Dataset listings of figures
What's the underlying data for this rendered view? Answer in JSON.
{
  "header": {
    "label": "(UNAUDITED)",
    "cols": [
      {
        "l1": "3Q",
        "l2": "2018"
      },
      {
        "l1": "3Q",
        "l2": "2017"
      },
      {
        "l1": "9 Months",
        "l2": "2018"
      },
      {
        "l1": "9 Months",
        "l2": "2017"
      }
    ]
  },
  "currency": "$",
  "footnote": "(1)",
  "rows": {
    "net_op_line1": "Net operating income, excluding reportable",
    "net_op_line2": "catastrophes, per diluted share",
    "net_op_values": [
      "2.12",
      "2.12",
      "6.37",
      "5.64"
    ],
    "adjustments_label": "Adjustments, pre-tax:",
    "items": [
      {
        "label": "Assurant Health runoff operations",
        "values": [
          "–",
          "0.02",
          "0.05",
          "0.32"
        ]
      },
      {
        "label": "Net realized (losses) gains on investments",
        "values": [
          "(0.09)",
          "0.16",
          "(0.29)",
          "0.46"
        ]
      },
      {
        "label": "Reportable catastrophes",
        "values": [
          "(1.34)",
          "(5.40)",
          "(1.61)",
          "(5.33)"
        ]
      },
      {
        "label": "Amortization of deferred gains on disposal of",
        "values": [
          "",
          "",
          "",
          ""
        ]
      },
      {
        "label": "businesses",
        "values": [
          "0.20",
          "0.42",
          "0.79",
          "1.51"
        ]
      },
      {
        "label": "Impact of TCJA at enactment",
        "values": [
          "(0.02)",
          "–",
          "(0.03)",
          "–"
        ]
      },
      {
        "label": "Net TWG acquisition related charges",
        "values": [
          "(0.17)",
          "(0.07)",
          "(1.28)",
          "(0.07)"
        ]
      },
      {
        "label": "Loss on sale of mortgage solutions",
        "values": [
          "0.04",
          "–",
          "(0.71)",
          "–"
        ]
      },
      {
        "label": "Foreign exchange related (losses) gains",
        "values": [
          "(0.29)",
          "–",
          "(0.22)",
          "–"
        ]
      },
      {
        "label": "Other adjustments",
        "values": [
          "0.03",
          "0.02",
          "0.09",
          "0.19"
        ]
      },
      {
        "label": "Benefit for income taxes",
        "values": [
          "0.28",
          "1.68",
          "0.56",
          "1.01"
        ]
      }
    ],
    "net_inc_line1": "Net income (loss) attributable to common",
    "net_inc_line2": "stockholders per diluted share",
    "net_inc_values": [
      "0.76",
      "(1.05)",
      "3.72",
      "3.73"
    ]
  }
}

DIRECTIONS => Repeat each record in full; every line must match exactly.

THE SOLUTION =>
What's the underlying data for this rendered view? Answer in JSON.
{
  "header": {
    "label": "(UNAUDITED)",
    "cols": [
      {
        "l1": "3Q",
        "l2": "2018"
      },
      {
        "l1": "3Q",
        "l2": "2017"
      },
      {
        "l1": "9 Months",
        "l2": "2018"
      },
      {
        "l1": "9 Months",
        "l2": "2017"
      }
    ]
  },
  "currency": "$",
  "footnote": "(1)",
  "rows": {
    "net_op_line1": "Net operating income, excluding reportable",
    "net_op_line2": "catastrophes, per diluted share",
    "net_op_values": [
      "2.12",
      "2.12",
      "6.37",
      "5.64"
    ],
    "adjustments_label": "Adjustments, pre-tax:",
    "items": [
      {
        "label": "Assurant Health runoff operations",
        "values": [
          "–",
          "0.02",
          "0.05",
          "0.32"
        ]
      },
      {
        "label": "Net realized (losses) gains on investments",
        "values": [
          "(0.09)",
          "0.16",
          "(0.29)",
          "0.46"
        ]
      },
      {
        "label": "Reportable catastrophes",
        "values": [
          "(1.34)",
          "(5.40)",
          "(1.61)",
          "(5.33)"
        ]
      },
      {
        "label": "Amortization of deferred gains on disposal of",
        "values": [
          "",
          "",
          "",
          ""
        ]
      },
      {
        "label": "businesses",
        "values": [
          "0.20",
          "0.42",
          "0.79",
          "1.51"
        ]
      },
      {
        "label": "Impact of TCJA at enactment",
        "values": [
          "(0.02)",
          "–",
          "(0.03)",
          "–"
        ]
      },
      {
        "label": "Net TWG acquisition related charges",
        "values": [
          "(0.17)",
          "(0.07)",
          "(1.28)",
          "(0.07)"
        ]
      },
      {
        "label": "Loss on sale of mortgage solutions",
        "values": [
          "0.04",
          "–",
          "(0.71)",
          "–"
        ]
      },
      {
        "label": "Foreign exchange related (losses) gains",
        "values": [
          "(0.29)",
          "–",
          "(0.22)",
          "–"
        ]
      },
      {
        "label": "Other adjustments",
        "values": [
          "0.03",
          "0.02",
          "0.09",
          "0.19"
        ]
      },
      {
        "label": "Benefit for income taxes",
        "values": [
          "0.28",
          "1.68",
          "0.56",
          "1.01"
        ]
      }
    ],
    "net_inc_line1": "Net income (loss) attributable to common",
    "net_inc_line2": "stockholders per diluted share",
    "net_inc_values": [
      "0.76",
      "(1.05)",
      "3.72",
      "3.73"
    ]
  }
}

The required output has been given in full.